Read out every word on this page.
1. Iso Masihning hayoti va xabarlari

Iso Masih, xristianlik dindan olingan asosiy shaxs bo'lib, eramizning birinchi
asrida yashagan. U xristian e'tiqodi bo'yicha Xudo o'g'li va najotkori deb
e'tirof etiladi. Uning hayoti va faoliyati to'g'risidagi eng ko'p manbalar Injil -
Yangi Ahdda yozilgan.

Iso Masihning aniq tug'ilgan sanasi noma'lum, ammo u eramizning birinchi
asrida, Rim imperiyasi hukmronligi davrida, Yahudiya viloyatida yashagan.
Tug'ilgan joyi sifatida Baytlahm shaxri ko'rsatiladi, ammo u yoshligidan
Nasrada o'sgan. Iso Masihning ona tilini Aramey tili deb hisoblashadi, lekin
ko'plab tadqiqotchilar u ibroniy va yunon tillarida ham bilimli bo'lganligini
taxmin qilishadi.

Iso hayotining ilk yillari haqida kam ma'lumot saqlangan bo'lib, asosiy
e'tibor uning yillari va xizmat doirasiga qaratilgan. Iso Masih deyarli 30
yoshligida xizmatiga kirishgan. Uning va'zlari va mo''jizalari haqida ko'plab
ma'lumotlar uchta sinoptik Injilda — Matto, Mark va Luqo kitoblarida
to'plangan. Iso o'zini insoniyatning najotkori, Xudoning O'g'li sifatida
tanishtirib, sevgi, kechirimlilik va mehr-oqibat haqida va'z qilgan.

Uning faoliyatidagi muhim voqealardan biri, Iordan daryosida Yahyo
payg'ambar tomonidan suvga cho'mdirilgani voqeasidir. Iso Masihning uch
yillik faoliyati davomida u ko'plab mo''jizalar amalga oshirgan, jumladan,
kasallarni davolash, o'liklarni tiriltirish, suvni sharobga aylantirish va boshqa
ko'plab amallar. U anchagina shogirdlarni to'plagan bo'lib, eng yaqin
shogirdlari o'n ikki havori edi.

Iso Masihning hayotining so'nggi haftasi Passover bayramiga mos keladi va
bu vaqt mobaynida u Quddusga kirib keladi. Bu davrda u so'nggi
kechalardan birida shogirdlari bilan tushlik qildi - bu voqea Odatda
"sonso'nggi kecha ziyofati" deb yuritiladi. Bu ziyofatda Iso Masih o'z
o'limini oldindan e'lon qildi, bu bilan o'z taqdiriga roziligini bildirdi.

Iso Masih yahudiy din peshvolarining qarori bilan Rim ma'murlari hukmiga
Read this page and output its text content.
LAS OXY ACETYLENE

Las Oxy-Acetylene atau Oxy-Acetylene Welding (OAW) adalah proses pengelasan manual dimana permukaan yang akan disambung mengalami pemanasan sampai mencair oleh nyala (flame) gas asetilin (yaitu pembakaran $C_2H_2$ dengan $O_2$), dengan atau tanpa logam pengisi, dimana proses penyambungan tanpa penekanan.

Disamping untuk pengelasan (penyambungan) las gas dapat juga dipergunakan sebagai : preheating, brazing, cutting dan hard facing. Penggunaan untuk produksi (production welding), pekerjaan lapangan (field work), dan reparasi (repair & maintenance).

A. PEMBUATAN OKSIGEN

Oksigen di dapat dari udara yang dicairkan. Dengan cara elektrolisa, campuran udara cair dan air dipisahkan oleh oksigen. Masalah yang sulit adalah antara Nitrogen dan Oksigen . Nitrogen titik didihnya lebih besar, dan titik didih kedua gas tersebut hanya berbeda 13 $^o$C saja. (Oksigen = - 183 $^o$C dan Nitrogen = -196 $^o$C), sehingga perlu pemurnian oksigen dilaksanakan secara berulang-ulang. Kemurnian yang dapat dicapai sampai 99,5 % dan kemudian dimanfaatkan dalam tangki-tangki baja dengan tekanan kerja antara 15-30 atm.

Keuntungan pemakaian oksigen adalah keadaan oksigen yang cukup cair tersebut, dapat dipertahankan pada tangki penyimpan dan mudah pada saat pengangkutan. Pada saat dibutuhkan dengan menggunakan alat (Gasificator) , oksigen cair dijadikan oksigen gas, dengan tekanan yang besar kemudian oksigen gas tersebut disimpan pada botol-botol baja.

---+---

YOUR INSTRUCTIONS =>
Count how many lines in the data contain the word "sifatida", giving the number without comment.

SOLUTION TO THIS EXERCISE =>
2